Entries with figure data
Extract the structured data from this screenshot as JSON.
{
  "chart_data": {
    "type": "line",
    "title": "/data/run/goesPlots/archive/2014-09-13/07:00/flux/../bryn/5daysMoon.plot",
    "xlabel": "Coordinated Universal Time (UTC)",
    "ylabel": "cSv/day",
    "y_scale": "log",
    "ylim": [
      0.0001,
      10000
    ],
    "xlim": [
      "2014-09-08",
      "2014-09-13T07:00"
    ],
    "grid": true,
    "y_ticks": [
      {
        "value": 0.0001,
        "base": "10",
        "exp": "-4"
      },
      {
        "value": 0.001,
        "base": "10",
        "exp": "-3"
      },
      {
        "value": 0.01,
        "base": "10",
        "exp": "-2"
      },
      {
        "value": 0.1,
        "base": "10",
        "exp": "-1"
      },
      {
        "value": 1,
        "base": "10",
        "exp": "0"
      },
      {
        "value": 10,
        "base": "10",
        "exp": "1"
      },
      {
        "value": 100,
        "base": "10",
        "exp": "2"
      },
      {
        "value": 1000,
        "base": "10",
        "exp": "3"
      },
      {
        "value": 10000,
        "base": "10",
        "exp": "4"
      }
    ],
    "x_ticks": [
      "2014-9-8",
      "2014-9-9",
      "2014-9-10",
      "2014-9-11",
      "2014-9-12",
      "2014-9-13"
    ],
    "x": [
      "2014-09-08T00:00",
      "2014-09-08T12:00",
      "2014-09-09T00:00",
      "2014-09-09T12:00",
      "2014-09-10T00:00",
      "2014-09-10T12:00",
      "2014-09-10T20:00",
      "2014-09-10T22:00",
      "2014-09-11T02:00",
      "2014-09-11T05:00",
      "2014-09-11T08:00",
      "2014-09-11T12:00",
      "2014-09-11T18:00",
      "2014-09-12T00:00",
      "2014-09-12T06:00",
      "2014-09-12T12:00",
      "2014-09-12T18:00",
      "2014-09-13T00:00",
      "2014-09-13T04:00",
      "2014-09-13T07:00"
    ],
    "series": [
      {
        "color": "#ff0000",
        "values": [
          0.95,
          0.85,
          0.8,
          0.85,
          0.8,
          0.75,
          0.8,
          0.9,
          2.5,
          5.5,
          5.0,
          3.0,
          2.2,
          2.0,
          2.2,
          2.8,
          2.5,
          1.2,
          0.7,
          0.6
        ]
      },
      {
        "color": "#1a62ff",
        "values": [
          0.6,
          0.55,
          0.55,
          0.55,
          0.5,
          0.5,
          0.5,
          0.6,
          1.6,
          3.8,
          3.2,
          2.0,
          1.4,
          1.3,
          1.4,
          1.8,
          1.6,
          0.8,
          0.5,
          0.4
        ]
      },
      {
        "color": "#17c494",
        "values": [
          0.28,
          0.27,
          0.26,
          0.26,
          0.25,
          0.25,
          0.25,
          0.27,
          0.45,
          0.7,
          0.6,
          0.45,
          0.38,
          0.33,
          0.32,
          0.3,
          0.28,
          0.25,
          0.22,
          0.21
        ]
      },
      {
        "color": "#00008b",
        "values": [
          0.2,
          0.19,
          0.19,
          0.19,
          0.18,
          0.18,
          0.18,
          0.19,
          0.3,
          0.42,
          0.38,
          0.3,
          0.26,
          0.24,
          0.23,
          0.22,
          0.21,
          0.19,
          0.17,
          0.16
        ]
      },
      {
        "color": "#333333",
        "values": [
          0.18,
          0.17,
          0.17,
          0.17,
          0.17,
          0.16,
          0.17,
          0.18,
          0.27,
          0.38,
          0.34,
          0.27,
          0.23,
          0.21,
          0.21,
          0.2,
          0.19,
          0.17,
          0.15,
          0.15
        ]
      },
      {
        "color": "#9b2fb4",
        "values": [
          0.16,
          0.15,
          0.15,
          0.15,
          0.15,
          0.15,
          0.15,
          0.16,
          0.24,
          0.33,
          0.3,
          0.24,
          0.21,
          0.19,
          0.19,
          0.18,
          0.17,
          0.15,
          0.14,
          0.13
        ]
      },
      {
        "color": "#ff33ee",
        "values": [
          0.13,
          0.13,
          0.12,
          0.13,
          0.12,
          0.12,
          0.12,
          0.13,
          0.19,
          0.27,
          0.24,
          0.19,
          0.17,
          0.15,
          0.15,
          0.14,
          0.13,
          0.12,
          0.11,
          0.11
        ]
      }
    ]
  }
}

* Exercise objective
All lines above containing the string "color" are to be collected.

* Exercise answer
        "color": "#ff0000",
        "color": "#1a62ff",
        "color": "#17c494",
        "color": "#00008b",
        "color": "#333333",
        "color": "#9b2fb4",
        "color": "#ff33ee",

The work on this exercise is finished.